Goal »
Write out the listing in full, matching it word for word.

Start of Exercise input

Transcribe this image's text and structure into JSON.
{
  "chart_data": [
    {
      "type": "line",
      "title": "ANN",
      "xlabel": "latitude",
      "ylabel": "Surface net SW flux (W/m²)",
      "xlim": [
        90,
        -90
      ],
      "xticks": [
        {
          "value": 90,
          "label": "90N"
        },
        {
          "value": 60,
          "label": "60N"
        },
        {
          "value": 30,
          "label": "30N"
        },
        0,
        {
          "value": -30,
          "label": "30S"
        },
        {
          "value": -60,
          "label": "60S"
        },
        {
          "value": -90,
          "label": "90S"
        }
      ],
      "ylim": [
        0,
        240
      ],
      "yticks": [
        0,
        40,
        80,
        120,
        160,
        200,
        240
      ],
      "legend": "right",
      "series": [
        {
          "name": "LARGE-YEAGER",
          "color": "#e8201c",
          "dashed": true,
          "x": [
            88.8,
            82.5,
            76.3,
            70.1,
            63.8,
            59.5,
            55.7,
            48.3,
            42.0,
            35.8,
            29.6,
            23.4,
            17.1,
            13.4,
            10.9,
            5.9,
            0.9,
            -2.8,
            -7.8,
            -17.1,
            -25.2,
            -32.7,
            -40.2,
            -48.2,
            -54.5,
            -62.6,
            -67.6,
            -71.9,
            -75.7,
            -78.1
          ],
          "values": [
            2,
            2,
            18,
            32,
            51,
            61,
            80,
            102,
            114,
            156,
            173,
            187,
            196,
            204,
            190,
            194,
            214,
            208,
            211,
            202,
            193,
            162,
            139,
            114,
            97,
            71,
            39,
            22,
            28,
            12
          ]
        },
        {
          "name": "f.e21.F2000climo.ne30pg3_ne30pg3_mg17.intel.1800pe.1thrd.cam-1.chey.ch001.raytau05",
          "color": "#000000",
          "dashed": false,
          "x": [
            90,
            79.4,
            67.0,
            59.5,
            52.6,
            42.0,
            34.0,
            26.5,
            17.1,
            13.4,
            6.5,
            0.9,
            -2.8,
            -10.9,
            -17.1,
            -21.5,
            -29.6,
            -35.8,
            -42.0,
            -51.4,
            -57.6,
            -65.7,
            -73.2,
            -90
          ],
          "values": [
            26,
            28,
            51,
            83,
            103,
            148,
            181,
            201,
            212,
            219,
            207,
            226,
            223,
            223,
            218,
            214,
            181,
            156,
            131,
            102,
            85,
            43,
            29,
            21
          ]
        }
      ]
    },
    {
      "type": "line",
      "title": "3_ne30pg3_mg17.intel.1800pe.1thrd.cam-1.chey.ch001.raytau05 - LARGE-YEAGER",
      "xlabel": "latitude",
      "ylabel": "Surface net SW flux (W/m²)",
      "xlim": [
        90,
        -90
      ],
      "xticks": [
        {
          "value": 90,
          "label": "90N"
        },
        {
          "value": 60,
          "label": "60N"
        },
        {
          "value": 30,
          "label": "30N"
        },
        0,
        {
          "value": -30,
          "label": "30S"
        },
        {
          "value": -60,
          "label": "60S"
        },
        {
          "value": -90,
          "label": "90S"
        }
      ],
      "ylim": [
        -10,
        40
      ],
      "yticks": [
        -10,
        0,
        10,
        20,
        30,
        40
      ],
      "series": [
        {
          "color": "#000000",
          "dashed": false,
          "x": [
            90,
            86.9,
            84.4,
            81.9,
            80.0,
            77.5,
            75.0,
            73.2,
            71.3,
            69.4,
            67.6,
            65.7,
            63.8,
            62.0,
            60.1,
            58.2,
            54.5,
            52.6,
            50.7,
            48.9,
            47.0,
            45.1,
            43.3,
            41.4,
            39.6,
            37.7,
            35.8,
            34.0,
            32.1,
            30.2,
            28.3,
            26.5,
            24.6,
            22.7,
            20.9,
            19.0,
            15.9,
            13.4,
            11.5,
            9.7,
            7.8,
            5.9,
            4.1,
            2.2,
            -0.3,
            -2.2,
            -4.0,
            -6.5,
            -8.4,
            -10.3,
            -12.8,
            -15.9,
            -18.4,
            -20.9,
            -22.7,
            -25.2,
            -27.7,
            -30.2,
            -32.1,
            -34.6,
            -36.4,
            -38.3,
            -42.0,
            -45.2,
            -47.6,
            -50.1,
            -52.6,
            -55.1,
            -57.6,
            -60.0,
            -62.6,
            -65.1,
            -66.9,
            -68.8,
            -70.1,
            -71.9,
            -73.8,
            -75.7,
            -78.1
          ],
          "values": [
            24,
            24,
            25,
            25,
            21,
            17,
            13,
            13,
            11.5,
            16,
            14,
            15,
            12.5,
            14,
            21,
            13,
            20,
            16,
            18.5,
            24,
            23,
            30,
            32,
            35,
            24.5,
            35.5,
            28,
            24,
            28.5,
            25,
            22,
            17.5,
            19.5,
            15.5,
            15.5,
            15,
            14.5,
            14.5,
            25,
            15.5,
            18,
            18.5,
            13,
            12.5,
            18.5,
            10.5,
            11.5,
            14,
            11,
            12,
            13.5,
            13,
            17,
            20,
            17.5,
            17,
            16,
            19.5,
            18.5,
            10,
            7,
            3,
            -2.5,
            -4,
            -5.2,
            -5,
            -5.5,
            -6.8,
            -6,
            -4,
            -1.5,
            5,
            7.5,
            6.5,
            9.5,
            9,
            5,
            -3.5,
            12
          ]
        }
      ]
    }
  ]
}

End of Exercise input

Exercise solution »
Transcribe this image's text and structure into JSON.
{
  "chart_data": [
    {
      "type": "line",
      "title": "ANN",
      "xlabel": "latitude",
      "ylabel": "Surface net SW flux (W/m²)",
      "xlim": [
        90,
        -90
      ],
      "xticks": [
        {
          "value": 90,
          "label": "90N"
        },
        {
          "value": 60,
          "label": "60N"
        },
        {
          "value": 30,
          "label": "30N"
        },
        0,
        {
          "value": -30,
          "label": "30S"
        },
        {
          "value": -60,
          "label": "60S"
        },
        {
          "value": -90,
          "label": "90S"
        }
      ],
      "ylim": [
        0,
        240
      ],
      "yticks": [
        0,
        40,
        80,
        120,
        160,
        200,
        240
      ],
      "legend": "right",
      "series": [
        {
          "name": "LARGE-YEAGER",
          "color": "#e8201c",
          "dashed": true,
          "x": [
            88.8,
            82.5,
            76.3,
            70.1,
            63.8,
            59.5,
            55.7,
            48.3,
            42.0,
            35.8,
            29.6,
            23.4,
            17.1,
            13.4,
            10.9,
            5.9,
            0.9,
            -2.8,
            -7.8,
            -17.1,
            -25.2,
            -32.7,
            -40.2,
            -48.2,
            -54.5,
            -62.6,
            -67.6,
            -71.9,
            -75.7,
            -78.1
          ],
          "values": [
            2,
            2,
            18,
            32,
            51,
            61,
            80,
            102,
            114,
            156,
            173,
            187,
            196,
            204,
            190,
            194,
            214,
            208,
            211,
            202,
            193,
            162,
            139,
            114,
            97,
            71,
            39,
            22,
            28,
            12
          ]
        },
        {
          "name": "f.e21.F2000climo.ne30pg3_ne30pg3_mg17.intel.1800pe.1thrd.cam-1.chey.ch001.raytau05",
          "color": "#000000",
          "dashed": false,
          "x": [
            90,
            79.4,
            67.0,
            59.5,
            52.6,
            42.0,
            34.0,
            26.5,
            17.1,
            13.4,
            6.5,
            0.9,
            -2.8,
            -10.9,
            -17.1,
            -21.5,
            -29.6,
            -35.8,
            -42.0,
            -51.4,
            -57.6,
            -65.7,
            -73.2,
            -90
          ],
          "values": [
            26,
            28,
            51,
            83,
            103,
            148,
            181,
            201,
            212,
            219,
            207,
            226,
            223,
            223,
            218,
            214,
            181,
            156,
            131,
            102,
            85,
            43,
            29,
            21
          ]
        }
      ]
    },
    {
      "type": "line",
      "title": "3_ne30pg3_mg17.intel.1800pe.1thrd.cam-1.chey.ch001.raytau05 - LARGE-YEAGER",
      "xlabel": "latitude",
      "ylabel": "Surface net SW flux (W/m²)",
      "xlim": [
        90,
        -90
      ],
      "xticks": [
        {
          "value": 90,
          "label": "90N"
        },
        {
          "value": 60,
          "label": "60N"
        },
        {
          "value": 30,
          "label": "30N"
        },
        0,
        {
          "value": -30,
          "label": "30S"
        },
        {
          "value": -60,
          "label": "60S"
        },
        {
          "value": -90,
          "label": "90S"
        }
      ],
      "ylim": [
        -10,
        40
      ],
      "yticks": [
        -10,
        0,
        10,
        20,
        30,
        40
      ],
      "series": [
        {
          "color": "#000000",
          "dashed": false,
          "x": [
            90,
            86.9,
            84.4,
            81.9,
            80.0,
            77.5,
            75.0,
            73.2,
            71.3,
            69.4,
            67.6,
            65.7,
            63.8,
            62.0,
            60.1,
            58.2,
            54.5,
            52.6,
            50.7,
            48.9,
            47.0,
            45.1,
            43.3,
            41.4,
            39.6,
            37.7,
            35.8,
            34.0,
            32.1,
            30.2,
            28.3,
            26.5,
            24.6,
            22.7,
            20.9,
            19.0,
            15.9,
            13.4,
            11.5,
            9.7,
            7.8,
            5.9,
            4.1,
            2.2,
            -0.3,
            -2.2,
            -4.0,
            -6.5,
            -8.4,
            -10.3,
            -12.8,
            -15.9,
            -18.4,
            -20.9,
            -22.7,
            -25.2,
            -27.7,
            -30.2,
            -32.1,
            -34.6,
            -36.4,
            -38.3,
            -42.0,
            -45.2,
            -47.6,
            -50.1,
            -52.6,
            -55.1,
            -57.6,
            -60.0,
            -62.6,
            -65.1,
            -66.9,
            -68.8,
            -70.1,
            -71.9,
            -73.8,
            -75.7,
            -78.1
          ],
          "values": [
            24,
            24,
            25,
            25,
            21,
            17,
            13,
            13,
            11.5,
            16,
            14,
            15,
            12.5,
            14,
            21,
            13,
            20,
            16,
            18.5,
            24,
            23,
            30,
            32,
            35,
            24.5,
            35.5,
            28,
            24,
            28.5,
            25,
            22,
            17.5,
            19.5,
            15.5,
            15.5,
            15,
            14.5,
            14.5,
            25,
            15.5,
            18,
            18.5,
            13,
            12.5,
            18.5,
            10.5,
            11.5,
            14,
            11,
            12,
            13.5,
            13,
            17,
            20,
            17.5,
            17,
            16,
            19.5,
            18.5,
            10,
            7,
            3,
            -2.5,
            -4,
            -5.2,
            -5,
            -5.5,
            -6.8,
            -6,
            -4,
            -1.5,
            5,
            7.5,
            6.5,
            9.5,
            9,
            5,
            -3.5,
            12
          ]
        }
      ]
    }
  ]
}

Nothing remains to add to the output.